O que fazer
1. Diga se cada afirmação abaixo está de acordo com o editorial sobre a vacinação infantil, respondendo sim ou não e citando as palavras do editorial que decidem a resposta. (a) Em 2007, 68% dos municípios tinham atingido a meta da vacina BCG. (b) A campanha contra a poliomielite terminou com o país atingindo a meta de 95%. (c) Segundo o editorial, faltam vacinas de modo geral no país.
2. Dê, por favor, a continuação do editorial sobre a vacinação infantil a partir do ponto em que ele termina.

Trecho do documento
══════

O Globo, n. 32575, 14/10/2022. Opinião, p. 2
Queda na vacinação é inaceitável
É desolador o panorama da vacinação infantil no país traçado pela Confederação Nacional dos Municípios. Como mostrou o Jornal Nacional, 70% das cidades brasileiras não atingiram as metas de imunização para as crianças em 2021. Uma lástima. O problema não está apenas em não alcançar os índices de proteção recomendados. A cobertura vacinal vem caindo ano a ano sem que nenhuma esfera de governo apresente soluções eficazes, além das óbvias campanhas de vacinação, para elevar os percentuais.
Os números traduzem a gravidade da situação. No caso da vacina BCG (proteção contra a tuberculose), 68% dos municípios tinham atingido a meta em 2007. No ano passado, apenas 22%. Na pentavalente (contra difteria, tétano, coqueluche, hepatite B e a bactéria Haemophilus influenzae tipo b), o percentual despencou de 62,8% em 2013 para 27,1% em 2021. Na hepatite B, de 26% em 2014 para 10,8%.
A vacina contra a poliomielite é um caso à parte. A campanha de vacinação contra a doença acabou em 30 de setembro sem que o país atingisse a meta de 95%. Pelos dados do Ministério da Saúde, a cobertura está em 63%. Vários estados decidiram prorrogar a campanha. A baixa cobertura tem causado preocupação. Embora o último caso no Brasil tenha sido registrado em 1989, a vulnerabilidade abre as portas ao retorno da pólio. Seria uma tragédia e um atestado de incompetência dos três níveis de governo. No início do mês, o ministro da Saúde, Marcelo Queiroga, reconheceu que o país está na zona de alto risco para reintrodução da pólio.
É lamentável que o Brasil, cujo Programa Nacional de Imunizações (PNI) foi referência mundial, esteja nessa situação. Até onde se sabe, salvo exceções pontuais, não faltam vacinas. Em alguns lugares até sobram, e parte vai para o lixo devido à perda dos prazos de validade. Um absurdo.

══════

Registros de dados
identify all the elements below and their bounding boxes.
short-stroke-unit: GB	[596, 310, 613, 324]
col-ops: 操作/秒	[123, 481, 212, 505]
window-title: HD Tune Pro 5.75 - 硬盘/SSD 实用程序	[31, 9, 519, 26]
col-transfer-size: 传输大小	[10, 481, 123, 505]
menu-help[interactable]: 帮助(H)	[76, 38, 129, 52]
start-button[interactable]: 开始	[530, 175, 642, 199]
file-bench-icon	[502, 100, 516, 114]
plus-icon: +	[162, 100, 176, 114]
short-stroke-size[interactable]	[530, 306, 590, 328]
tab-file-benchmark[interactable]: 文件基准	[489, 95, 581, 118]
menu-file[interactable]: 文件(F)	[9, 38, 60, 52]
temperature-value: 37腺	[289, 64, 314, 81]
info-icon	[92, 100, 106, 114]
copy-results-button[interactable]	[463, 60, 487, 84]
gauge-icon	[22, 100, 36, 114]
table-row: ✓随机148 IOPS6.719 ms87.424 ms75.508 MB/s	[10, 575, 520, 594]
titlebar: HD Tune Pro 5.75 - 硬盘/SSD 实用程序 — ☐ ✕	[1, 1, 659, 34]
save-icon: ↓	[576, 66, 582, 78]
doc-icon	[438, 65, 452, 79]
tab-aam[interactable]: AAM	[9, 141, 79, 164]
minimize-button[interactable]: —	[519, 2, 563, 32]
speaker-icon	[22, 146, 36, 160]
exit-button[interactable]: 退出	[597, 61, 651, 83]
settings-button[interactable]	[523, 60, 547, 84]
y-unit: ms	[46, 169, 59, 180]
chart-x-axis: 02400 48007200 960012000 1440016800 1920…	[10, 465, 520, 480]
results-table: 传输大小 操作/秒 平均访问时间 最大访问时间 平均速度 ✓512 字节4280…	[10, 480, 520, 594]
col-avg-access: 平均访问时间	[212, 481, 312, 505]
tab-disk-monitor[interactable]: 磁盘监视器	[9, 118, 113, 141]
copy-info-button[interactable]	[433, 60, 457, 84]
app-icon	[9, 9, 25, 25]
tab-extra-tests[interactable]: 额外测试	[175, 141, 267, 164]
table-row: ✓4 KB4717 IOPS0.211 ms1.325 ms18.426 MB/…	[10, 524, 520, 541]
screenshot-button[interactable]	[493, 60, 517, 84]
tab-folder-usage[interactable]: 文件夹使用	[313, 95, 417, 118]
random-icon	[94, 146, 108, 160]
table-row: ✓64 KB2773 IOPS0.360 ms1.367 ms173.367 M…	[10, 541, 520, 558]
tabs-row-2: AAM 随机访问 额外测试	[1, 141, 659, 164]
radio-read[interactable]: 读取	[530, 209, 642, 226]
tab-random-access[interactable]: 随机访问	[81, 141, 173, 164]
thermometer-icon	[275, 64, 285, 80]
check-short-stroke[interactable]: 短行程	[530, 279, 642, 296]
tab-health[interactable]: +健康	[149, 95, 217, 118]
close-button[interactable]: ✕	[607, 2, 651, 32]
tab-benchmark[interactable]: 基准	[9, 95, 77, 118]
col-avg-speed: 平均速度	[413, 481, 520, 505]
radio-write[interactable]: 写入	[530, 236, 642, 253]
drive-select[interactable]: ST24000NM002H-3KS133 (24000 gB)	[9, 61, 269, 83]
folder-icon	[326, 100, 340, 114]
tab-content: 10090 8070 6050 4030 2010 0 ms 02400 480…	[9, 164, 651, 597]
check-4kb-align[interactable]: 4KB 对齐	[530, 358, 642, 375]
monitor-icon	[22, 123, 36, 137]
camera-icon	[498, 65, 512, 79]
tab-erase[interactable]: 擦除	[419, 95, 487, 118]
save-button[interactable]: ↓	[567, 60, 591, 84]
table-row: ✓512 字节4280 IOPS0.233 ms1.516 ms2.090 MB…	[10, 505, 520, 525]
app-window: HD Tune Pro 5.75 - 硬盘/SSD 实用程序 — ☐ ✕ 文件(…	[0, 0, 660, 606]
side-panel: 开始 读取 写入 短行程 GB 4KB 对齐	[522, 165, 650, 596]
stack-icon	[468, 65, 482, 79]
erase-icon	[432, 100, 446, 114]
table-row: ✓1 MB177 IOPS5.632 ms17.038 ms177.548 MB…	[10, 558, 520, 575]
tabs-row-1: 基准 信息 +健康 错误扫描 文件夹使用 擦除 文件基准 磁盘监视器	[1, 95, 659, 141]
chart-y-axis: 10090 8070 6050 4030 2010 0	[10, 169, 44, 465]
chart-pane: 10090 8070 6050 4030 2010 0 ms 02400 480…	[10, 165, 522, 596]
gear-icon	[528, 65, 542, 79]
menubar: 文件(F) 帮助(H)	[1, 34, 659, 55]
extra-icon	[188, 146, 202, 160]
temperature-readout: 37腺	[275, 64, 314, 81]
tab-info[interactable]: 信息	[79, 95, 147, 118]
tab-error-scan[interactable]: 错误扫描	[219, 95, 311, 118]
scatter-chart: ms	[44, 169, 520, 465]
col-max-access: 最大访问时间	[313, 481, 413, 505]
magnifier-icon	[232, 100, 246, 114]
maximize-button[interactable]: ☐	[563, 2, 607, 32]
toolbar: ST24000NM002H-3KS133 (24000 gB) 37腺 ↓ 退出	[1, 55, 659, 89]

══════

Respostas
1.
(a) Sim: "No caso da vacina BCG (proteção contra a tuberculose), 68% dos municípios tinham atingido a meta em 2007."
(b) Não: "A campanha de vacinação contra a doença acabou em 30 de setembro sem que o país atingisse a meta de 95%."
(c) Não: "Até onde se sabe, salvo exceções pontuais, não faltam vacinas."

2.
Muitas razões levam as vacinas a encalhar. Não se podem desprezar os efeitos nefastos das campanhas antivacina, onda mundial que no Brasil tem como protagonista o presidente da República, Jair Bolsonaro. Mas a afronta à ciência é apenas parte do problema. Como acontece noutros países, longos períodos sem registro de casos de doenças evitáveis transmitem à população a falsa sensação de que não há mais risco. Engano. O risco ressurge com a baixa proteção. Há que considerar também a falta de campanhas de esclarecimento sobre a importância da vacinação. E as falhas estruturais, como má localização dos postos e horários inadequados que dificultam um serviço que deveria ser fácil e acessível.
Impressiona também a leniência do Ministério da Saúde. Faz quase um mês que a Agência Nacional de Vigilância Sanitária (Anvisa) aprovou a vacina da Pfizer contra a Covid-19 para crianças de 6 meses a 4 anos. Mas até agora o governo não comprou as doses.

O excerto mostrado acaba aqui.